**Provided records:**
------

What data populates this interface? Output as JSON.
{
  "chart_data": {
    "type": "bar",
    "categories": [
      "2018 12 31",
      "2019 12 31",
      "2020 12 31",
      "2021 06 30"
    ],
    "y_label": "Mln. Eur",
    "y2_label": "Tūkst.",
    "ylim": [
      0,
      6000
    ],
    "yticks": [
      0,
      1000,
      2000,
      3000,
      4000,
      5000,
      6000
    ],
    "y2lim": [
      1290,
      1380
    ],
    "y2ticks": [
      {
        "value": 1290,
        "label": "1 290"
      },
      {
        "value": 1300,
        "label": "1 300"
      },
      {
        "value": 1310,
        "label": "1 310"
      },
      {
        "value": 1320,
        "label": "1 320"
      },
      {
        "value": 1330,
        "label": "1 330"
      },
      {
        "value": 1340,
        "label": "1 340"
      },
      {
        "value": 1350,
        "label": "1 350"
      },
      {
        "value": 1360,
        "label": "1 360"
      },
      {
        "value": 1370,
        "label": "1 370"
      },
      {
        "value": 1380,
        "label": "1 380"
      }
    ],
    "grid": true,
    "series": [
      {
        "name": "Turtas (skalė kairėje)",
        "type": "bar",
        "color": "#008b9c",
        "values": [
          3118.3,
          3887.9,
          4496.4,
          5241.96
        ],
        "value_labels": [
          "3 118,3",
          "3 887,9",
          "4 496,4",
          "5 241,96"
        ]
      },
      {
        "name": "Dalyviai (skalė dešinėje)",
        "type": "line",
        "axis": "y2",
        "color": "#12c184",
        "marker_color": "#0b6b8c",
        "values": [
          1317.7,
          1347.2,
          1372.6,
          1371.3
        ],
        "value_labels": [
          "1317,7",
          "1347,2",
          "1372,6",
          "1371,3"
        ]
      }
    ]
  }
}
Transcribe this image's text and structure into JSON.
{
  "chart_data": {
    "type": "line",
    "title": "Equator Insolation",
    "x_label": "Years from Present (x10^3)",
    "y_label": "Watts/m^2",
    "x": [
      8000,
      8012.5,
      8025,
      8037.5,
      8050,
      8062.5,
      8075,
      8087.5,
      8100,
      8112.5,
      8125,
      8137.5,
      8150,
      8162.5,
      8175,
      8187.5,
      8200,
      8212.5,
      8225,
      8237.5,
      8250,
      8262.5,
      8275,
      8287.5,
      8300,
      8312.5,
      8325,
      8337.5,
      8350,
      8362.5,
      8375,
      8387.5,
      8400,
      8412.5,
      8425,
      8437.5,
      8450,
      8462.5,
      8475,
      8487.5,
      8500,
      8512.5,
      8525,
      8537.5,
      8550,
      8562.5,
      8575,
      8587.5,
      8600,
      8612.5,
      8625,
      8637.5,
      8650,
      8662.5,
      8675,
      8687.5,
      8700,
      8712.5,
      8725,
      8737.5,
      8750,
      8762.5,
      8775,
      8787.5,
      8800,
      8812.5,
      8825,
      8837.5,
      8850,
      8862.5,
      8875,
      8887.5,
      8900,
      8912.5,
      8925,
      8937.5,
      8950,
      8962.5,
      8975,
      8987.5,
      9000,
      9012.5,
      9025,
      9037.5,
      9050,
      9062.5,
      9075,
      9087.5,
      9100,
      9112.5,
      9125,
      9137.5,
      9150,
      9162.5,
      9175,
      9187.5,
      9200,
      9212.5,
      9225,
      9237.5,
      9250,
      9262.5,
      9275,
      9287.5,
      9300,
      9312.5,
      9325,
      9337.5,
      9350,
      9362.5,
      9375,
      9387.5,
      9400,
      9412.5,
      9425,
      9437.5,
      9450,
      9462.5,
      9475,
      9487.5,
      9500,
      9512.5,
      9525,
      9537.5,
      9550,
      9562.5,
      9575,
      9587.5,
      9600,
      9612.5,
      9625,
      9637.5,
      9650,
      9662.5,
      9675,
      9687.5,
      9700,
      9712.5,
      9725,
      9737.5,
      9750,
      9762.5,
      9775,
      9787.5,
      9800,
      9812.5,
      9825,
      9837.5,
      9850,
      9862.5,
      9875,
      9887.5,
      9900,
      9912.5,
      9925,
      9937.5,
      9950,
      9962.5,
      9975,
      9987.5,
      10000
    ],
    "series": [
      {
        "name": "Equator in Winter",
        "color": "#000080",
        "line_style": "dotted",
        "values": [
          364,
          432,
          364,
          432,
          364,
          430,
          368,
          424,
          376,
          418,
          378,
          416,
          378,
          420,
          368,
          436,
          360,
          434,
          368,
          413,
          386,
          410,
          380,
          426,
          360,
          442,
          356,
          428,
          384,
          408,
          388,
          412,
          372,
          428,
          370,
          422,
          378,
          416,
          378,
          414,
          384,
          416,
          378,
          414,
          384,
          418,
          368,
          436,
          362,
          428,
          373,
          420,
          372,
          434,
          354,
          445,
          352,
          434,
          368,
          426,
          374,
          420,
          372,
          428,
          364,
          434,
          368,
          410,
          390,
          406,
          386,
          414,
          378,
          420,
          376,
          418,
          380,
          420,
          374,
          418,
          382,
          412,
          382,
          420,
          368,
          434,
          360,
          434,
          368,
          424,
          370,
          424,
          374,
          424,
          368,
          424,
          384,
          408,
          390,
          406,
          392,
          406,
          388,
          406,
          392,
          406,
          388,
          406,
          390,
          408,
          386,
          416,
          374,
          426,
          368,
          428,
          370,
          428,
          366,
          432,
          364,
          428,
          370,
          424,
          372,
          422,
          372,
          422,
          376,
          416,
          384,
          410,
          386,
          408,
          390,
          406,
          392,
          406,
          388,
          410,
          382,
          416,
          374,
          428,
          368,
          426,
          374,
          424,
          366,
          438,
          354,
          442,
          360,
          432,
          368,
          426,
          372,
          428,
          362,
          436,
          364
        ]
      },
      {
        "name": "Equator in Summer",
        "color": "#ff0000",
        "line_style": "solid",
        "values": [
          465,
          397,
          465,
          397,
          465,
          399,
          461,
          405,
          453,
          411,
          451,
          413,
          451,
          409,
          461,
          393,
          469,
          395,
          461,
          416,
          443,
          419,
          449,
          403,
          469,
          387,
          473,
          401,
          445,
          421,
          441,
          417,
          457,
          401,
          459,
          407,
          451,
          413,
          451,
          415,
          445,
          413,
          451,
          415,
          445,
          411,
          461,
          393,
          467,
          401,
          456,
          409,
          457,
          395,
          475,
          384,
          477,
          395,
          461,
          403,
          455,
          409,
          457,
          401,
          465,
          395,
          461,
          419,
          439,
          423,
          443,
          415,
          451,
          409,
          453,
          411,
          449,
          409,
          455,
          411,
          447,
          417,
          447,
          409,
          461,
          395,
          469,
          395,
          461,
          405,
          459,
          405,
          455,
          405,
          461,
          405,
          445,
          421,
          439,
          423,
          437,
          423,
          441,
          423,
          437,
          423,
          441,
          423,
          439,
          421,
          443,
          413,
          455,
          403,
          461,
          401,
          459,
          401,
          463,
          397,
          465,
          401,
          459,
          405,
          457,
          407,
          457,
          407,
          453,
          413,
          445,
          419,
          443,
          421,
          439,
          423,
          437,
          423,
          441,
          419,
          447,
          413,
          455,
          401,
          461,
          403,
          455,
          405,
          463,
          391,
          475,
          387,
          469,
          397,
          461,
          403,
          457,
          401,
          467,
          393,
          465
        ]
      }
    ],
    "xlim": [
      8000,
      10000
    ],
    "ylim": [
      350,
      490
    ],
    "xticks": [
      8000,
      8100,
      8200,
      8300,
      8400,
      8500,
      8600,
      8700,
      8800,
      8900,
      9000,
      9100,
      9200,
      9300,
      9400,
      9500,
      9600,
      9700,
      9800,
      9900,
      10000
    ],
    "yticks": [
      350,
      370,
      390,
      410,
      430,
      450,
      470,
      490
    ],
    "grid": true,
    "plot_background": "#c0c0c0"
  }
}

------

**Exercise:**
Repeat all of the records above exactly as they appear.

**Completed task:**
What data populates this interface? Output as JSON.
{
  "chart_data": {
    "type": "bar",
    "categories": [
      "2018 12 31",
      "2019 12 31",
      "2020 12 31",
      "2021 06 30"
    ],
    "y_label": "Mln. Eur",
    "y2_label": "Tūkst.",
    "ylim": [
      0,
      6000
    ],
    "yticks": [
      0,
      1000,
      2000,
      3000,
      4000,
      5000,
      6000
    ],
    "y2lim": [
      1290,
      1380
    ],
    "y2ticks": [
      {
        "value": 1290,
        "label": "1 290"
      },
      {
        "value": 1300,
        "label": "1 300"
      },
      {
        "value": 1310,
        "label": "1 310"
      },
      {
        "value": 1320,
        "label": "1 320"
      },
      {
        "value": 1330,
        "label": "1 330"
      },
      {
        "value": 1340,
        "label": "1 340"
      },
      {
        "value": 1350,
        "label": "1 350"
      },
      {
        "value": 1360,
        "label": "1 360"
      },
      {
        "value": 1370,
        "label": "1 370"
      },
      {
        "value": 1380,
        "label": "1 380"
      }
    ],
    "grid": true,
    "series": [
      {
        "name": "Turtas (skalė kairėje)",
        "type": "bar",
        "color": "#008b9c",
        "values": [
          3118.3,
          3887.9,
          4496.4,
          5241.96
        ],
        "value_labels": [
          "3 118,3",
          "3 887,9",
          "4 496,4",
          "5 241,96"
        ]
      },
      {
        "name": "Dalyviai (skalė dešinėje)",
        "type": "line",
        "axis": "y2",
        "color": "#12c184",
        "marker_color": "#0b6b8c",
        "values": [
          1317.7,
          1347.2,
          1372.6,
          1371.3
        ],
        "value_labels": [
          "1317,7",
          "1347,2",
          "1372,6",
          "1371,3"
        ]
      }
    ]
  }
}
Transcribe this image's text and structure into JSON.
{
  "chart_data": {
    "type": "line",
    "title": "Equator Insolation",
    "x_label": "Years from Present (x10^3)",
    "y_label": "Watts/m^2",
    "x": [
      8000,
      8012.5,
      8025,
      8037.5,
      8050,
      8062.5,
      8075,
      8087.5,
      8100,
      8112.5,
      8125,
      8137.5,
      8150,
      8162.5,
      8175,
      8187.5,
      8200,
      8212.5,
      8225,
      8237.5,
      8250,
      8262.5,
      8275,
      8287.5,
      8300,
      8312.5,
      8325,
      8337.5,
      8350,
      8362.5,
      8375,
      8387.5,
      8400,
      8412.5,
      8425,
      8437.5,
      8450,
      8462.5,
      8475,
      8487.5,
      8500,
      8512.5,
      8525,
      8537.5,
      8550,
      8562.5,
      8575,
      8587.5,
      8600,
      8612.5,
      8625,
      8637.5,
      8650,
      8662.5,
      8675,
      8687.5,
      8700,
      8712.5,
      8725,
      8737.5,
      8750,
      8762.5,
      8775,
      8787.5,
      8800,
      8812.5,
      8825,
      8837.5,
      8850,
      8862.5,
      8875,
      8887.5,
      8900,
      8912.5,
      8925,
      8937.5,
      8950,
      8962.5,
      8975,
      8987.5,
      9000,
      9012.5,
      9025,
      9037.5,
      9050,
      9062.5,
      9075,
      9087.5,
      9100,
      9112.5,
      9125,
      9137.5,
      9150,
      9162.5,
      9175,
      9187.5,
      9200,
      9212.5,
      9225,
      9237.5,
      9250,
      9262.5,
      9275,
      9287.5,
      9300,
      9312.5,
      9325,
      9337.5,
      9350,
      9362.5,
      9375,
      9387.5,
      9400,
      9412.5,
      9425,
      9437.5,
      9450,
      9462.5,
      9475,
      9487.5,
      9500,
      9512.5,
      9525,
      9537.5,
      9550,
      9562.5,
      9575,
      9587.5,
      9600,
      9612.5,
      9625,
      9637.5,
      9650,
      9662.5,
      9675,
      9687.5,
      9700,
      9712.5,
      9725,
      9737.5,
      9750,
      9762.5,
      9775,
      9787.5,
      9800,
      9812.5,
      9825,
      9837.5,
      9850,
      9862.5,
      9875,
      9887.5,
      9900,
      9912.5,
      9925,
      9937.5,
      9950,
      9962.5,
      9975,
      9987.5,
      10000
    ],
    "series": [
      {
        "name": "Equator in Winter",
        "color": "#000080",
        "line_style": "dotted",
        "values": [
          364,
          432,
          364,
          432,
          364,
          430,
          368,
          424,
          376,
          418,
          378,
          416,
          378,
          420,
          368,
          436,
          360,
          434,
          368,
          413,
          386,
          410,
          380,
          426,
          360,
          442,
          356,
          428,
          384,
          408,
          388,
          412,
          372,
          428,
          370,
          422,
          378,
          416,
          378,
          414,
          384,
          416,
          378,
          414,
          384,
          418,
          368,
          436,
          362,
          428,
          373,
          420,
          372,
          434,
          354,
          445,
          352,
          434,
          368,
          426,
          374,
          420,
          372,
          428,
          364,
          434,
          368,
          410,
          390,
          406,
          386,
          414,
          378,
          420,
          376,
          418,
          380,
          420,
          374,
          418,
          382,
          412,
          382,
          420,
          368,
          434,
          360,
          434,
          368,
          424,
          370,
          424,
          374,
          424,
          368,
          424,
          384,
          408,
          390,
          406,
          392,
          406,
          388,
          406,
          392,
          406,
          388,
          406,
          390,
          408,
          386,
          416,
          374,
          426,
          368,
          428,
          370,
          428,
          366,
          432,
          364,
          428,
          370,
          424,
          372,
          422,
          372,
          422,
          376,
          416,
          384,
          410,
          386,
          408,
          390,
          406,
          392,
          406,
          388,
          410,
          382,
          416,
          374,
          428,
          368,
          426,
          374,
          424,
          366,
          438,
          354,
          442,
          360,
          432,
          368,
          426,
          372,
          428,
          362,
          436,
          364
        ]
      },
      {
        "name": "Equator in Summer",
        "color": "#ff0000",
        "line_style": "solid",
        "values": [
          465,
          397,
          465,
          397,
          465,
          399,
          461,
          405,
          453,
          411,
          451,
          413,
          451,
          409,
          461,
          393,
          469,
          395,
          461,
          416,
          443,
          419,
          449,
          403,
          469,
          387,
          473,
          401,
          445,
          421,
          441,
          417,
          457,
          401,
          459,
          407,
          451,
          413,
          451,
          415,
          445,
          413,
          451,
          415,
          445,
          411,
          461,
          393,
          467,
          401,
          456,
          409,
          457,
          395,
          475,
          384,
          477,
          395,
          461,
          403,
          455,
          409,
          457,
          401,
          465,
          395,
          461,
          419,
          439,
          423,
          443,
          415,
          451,
          409,
          453,
          411,
          449,
          409,
          455,
          411,
          447,
          417,
          447,
          409,
          461,
          395,
          469,
          395,
          461,
          405,
          459,
          405,
          455,
          405,
          461,
          405,
          445,
          421,
          439,
          423,
          437,
          423,
          441,
          423,
          437,
          423,
          441,
          423,
          439,
          421,
          443,
          413,
          455,
          403,
          461,
          401,
          459,
          401,
          463,
          397,
          465,
          401,
          459,
          405,
          457,
          407,
          457,
          407,
          453,
          413,
          445,
          419,
          443,
          421,
          439,
          423,
          437,
          423,
          441,
          419,
          447,
          413,
          455,
          401,
          461,
          403,
          455,
          405,
          463,
          391,
          475,
          387,
          469,
          397,
          461,
          403,
          457,
          401,
          467,
          393,
          465
        ]
      }
    ],
    "xlim": [
      8000,
      10000
    ],
    "ylim": [
      350,
      490
    ],
    "xticks": [
      8000,
      8100,
      8200,
      8300,
      8400,
      8500,
      8600,
      8700,
      8800,
      8900,
      9000,
      9100,
      9200,
      9300,
      9400,
      9500,
      9600,
      9700,
      9800,
      9900,
      10000
    ],
    "yticks": [
      350,
      370,
      390,
      410,
      430,
      450,
      470,
      490
    ],
    "grid": true,
    "plot_background": "#c0c0c0"
  }
}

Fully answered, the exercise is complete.